:: Job ::
Examine the material below and count the lines that hold the word "page". Report only the number.

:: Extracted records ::
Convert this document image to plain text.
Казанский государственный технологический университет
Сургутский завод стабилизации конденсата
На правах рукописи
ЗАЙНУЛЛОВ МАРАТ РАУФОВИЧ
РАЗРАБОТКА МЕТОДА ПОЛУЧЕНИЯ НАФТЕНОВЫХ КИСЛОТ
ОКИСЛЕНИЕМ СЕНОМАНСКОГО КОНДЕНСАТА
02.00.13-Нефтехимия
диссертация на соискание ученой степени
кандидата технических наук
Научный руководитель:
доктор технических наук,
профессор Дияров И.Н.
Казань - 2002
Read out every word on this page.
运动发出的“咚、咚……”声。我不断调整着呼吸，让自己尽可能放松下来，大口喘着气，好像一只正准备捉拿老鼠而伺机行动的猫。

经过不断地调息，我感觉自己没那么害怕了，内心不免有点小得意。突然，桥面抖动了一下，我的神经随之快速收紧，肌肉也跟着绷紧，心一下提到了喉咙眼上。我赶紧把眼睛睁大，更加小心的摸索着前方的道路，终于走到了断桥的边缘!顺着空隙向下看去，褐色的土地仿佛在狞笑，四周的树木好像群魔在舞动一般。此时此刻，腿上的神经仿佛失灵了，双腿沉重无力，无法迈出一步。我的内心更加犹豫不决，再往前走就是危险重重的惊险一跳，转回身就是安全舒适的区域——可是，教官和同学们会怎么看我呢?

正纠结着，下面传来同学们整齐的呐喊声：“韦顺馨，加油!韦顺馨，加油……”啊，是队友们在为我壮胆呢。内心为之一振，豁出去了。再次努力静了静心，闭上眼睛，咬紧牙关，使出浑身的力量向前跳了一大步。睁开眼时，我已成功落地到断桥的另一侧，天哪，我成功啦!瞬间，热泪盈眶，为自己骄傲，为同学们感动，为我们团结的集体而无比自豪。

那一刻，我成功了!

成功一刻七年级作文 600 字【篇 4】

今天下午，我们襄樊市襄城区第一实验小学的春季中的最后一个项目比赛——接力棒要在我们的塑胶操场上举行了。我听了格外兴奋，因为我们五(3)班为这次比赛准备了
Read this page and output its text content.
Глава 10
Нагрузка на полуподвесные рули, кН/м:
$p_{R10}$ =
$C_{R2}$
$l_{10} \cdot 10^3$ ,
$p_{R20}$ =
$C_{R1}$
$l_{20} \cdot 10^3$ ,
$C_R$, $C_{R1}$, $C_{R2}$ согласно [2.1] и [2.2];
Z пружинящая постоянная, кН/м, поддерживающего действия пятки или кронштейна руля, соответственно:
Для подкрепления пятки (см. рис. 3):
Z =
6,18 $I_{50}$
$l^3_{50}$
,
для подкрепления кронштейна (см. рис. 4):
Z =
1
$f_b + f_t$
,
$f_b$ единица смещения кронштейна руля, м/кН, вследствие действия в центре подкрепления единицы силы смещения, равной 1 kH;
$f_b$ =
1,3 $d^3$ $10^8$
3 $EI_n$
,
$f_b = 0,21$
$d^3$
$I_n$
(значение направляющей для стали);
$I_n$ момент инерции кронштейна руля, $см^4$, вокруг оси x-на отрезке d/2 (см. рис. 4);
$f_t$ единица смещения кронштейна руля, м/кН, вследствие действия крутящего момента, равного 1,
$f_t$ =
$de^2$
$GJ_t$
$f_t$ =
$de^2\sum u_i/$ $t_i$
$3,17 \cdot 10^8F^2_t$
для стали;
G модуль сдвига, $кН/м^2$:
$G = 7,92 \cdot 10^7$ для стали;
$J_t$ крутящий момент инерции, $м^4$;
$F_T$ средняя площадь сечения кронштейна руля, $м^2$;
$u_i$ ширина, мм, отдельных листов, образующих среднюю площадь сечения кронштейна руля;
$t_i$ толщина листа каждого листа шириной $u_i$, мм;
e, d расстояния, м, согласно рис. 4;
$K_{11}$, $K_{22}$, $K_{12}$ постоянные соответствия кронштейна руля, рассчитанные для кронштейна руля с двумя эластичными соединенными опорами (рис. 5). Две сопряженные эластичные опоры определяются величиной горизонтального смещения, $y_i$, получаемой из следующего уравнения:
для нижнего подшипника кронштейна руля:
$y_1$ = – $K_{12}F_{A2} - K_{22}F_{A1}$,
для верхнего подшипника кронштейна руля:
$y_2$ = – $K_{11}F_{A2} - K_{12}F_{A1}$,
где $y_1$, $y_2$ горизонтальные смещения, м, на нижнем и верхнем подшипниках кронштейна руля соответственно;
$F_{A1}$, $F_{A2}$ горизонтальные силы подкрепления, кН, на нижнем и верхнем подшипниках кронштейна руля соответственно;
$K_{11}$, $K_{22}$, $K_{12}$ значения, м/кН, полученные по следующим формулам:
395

:: Response to this exercise ::
2